| Source document |
## start
An audit trail should include specialized electronic surveillance
programs that would identify potentially abusive trades and trade
patterns, including for instance, withholding or disclosing customer
orders, trading ahead, and preferential allocation. An acceptable
audit trail must be able to track a customer order from time of
receipt through fill allocation. The exchange must create and
maintain an electronic transaction history database that contains
information with respect to transactions affected on the recognized
futures exchange.
    (2) An acceptable audit trail, therefore, should include the
following: original source documents, transaction history,
electronic analysis capability, and safe storage capability. A
registered futures exchange whose audit trail satisfies the
following acceptable practices would satisfy Core Principle 9.
    (i) Original Source Documents. Original source documents include
unalterable, sequentially identified records on which trade
execution information is originally recorded, whether recorded
manually or electronically. For each customer order, such records
reflect the terms of the order, an account identifier that relates
back to the account(s) owner(s), and the time of order entry. For
floor-based exchanges, the time of report of execution of the order
should also be captured.
    (ii) Transaction History. A transaction history which consists
of an electronic history of each transaction, including:
    (A) All data that are input into the trade entry or matching
system for the transaction to match and clear;
    (B) Whether the trade was for a customer or proprietary account;
    (C) Timing and sequencing data adequate to reconstruct trading;
and
    (D) The identification of each account to which fills are
allocated.
    (iii) Eectronic Analysis Capability. An electronic analysis
capability that permits sorting and presenting data included in the
transaction history so as to reconstruct trading and to identify
possible trading violations with respect to both customer and market
abuse.
    (iv) Safe Storage Capability. Safe storage capability provides
for a method of storing the data included in the transaction history
in a manner that protects the data from unauthorized alteration, as
well as from accidental erasure or other loss. Data should be
retained in accordance with the recordkeeping standards of Core
Principle 14.
    Core Principle 10: Financial Standards: Have, monitor, and
enforce rules regarding the financial integrity of the transactions
that have been executed on the exchange and, where intermediaries
are permitted, rules addressing the financial integrity of the
intermediary and the protection of customer funds, as appropriate,
and a program to enforce those requirements.
    (a) Application Guidance.
    Clearing of transactions executed on a recognized futures
exchange should be provided through a Commission-recognized clearing
facility. In addition, a recognized futures exchange should maintain
the financial integrity of its transactions by maintaining minimum
financial standards for its members and having default rules and
procedures. The minimum financial standards should be monitored for
compliance purposes. The Commission believes that in order to
monitor for minimum financial requirements, a recognized futures
exchange should routinely receive and promptly review financial and
related information. Rules concerning the protection of customer
funds should address the segregation of customer and proprietary
funds, the custody of customer funds, the investment standards for
customer funds, and related recordkeeping.
## end
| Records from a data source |
## start
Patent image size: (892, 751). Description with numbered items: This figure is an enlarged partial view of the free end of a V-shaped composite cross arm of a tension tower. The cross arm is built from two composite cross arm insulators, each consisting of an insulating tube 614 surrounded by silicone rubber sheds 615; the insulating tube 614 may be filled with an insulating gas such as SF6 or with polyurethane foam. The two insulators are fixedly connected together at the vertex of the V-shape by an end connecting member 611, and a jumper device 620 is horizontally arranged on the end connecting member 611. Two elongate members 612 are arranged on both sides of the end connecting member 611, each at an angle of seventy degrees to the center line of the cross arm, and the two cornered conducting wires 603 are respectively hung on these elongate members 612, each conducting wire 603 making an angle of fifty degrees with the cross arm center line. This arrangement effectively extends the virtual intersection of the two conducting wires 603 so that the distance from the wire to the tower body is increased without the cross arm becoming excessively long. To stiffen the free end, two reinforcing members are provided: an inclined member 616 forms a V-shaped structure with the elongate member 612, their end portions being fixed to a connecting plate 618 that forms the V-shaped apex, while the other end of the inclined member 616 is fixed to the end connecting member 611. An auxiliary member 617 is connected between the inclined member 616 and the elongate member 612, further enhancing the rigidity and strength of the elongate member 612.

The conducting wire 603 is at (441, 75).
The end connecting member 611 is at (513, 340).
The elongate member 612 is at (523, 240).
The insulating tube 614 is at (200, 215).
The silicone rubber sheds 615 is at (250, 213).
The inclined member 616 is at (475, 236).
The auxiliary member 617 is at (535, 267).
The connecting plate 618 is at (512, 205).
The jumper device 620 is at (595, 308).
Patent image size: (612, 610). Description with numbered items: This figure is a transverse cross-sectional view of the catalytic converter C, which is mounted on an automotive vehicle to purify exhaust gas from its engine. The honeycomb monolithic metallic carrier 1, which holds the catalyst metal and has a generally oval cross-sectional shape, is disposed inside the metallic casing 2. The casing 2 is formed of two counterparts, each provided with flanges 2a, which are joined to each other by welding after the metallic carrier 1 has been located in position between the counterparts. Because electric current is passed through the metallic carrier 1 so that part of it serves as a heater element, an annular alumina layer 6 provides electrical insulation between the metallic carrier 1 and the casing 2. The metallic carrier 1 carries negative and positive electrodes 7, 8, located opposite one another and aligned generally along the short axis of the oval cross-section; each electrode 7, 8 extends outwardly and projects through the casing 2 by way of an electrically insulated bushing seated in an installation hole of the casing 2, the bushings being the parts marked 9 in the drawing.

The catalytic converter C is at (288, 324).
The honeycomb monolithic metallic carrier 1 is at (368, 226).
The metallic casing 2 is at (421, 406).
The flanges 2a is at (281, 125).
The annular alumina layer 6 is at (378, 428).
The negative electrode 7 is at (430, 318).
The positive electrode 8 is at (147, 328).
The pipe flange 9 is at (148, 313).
## end
| Set exercise |
Pick up the text on futures exchange core principles after its last sentence and write what comes next.

| Exercise output |
    (b) Acceptable Practices. [Reserved]
    Core Principle 11: Customer Protection: Have, monitor and
enforce rules for customer protection.
    (a) Application Guidance.
    A recognized futures exchange should have rules prohibiting
conduct by intermediaries that is fraudulent, noncompetitive,
unfair, or an abusive practice in connection with the execution of
trades and a program to detect and discipline such behavior.
Intermediated markets are not required to have, monitor or enforce
rules requiring intermediaries to provide risk disclosure or to
comply with other sales practices.
    (b) Acceptable Practices. [Reserved]
    Core Principle 12: Dispute Resolution: Provide for alternative
dispute resolution mechanisms appropriate to the nature of the
market.
    (a) Application Guidance.
    A recognized futures exchange should provide customer dispute
resolution procedures that are fair and equitable and that are made
available to the customer on a voluntary basis, either directly or
through another self-regulatory organization.
    (b) Acceptable Practices.
    (1) Core Principle 12 requires a recognized futures exchange to
provide for dispute resolution mechanisms that are appropriate to
the nature of the market.
    (2) In order to satisfy acceptable standards, a recognized
futures exchange should provide a customer dispute resolution
mechanism that is fundamentally fair and is equitable. The procedure
should provide:
    (i) The customer with an opportunity to have his or her claim
decided by a decision-maker that is objective and impartial,

[[page 77992]]

    (ii) Each party with the right to be represented by counsel, at
the party's own expense,
    (iii) Each party with adequate notice of claims presented
against him or her, an opportunity to be heard on all claims,
defenses and permitted counterclaims, and an opportunity for a
prompt hearing,
    (iv) For prompt written final settlement awards that are not
subject to appeal within the exchange, and
    (v) Notice to the parties of the fees and costs which may be
assessed.
    (3) The procedure employed also must be voluntary and may permit
counter claims, as provided in Sec. 166.5 of this chapter.
    (4) If the recognized futures exchange also provides a procedure
for the resolution of disputes which do not involve customers (i.e.,
member-to-member disputes), the procedure for the resolution of such
disputes must be independent of and shall not interfere with or
delay the resolution of customers' claims or grievances.
    (5) A recognized futures exchange may delegate to another self-
regulatory organization or to a registered futures association its
responsibility to provide for customer dispute resolution
mechanisms, Provided, however, that, if the recognized futures
exchange does so delegate that responsibility, the exchange shall in
all respects treat any decision issued by such other organization or
association as if the decision were its own including providing for
the appropriate enforcement of any award issued against a delinquent
member.
    Core Principle 13: Governance: Have fitness standards for
members, owners or operators with greater than 10 percent interest
or an affiliate of such an owner, members of the governing board,
and those who make disciplinary determinations. The recognized
futures exchange must have a means to address conflicts of interest
in making decisions and access to, and use of, material non-public
information by the foregoing persons and by exchange employees. For
mutually owned futures exchanges, the composition of the governing
board must reflect market participants.
    (a) Application Guidance.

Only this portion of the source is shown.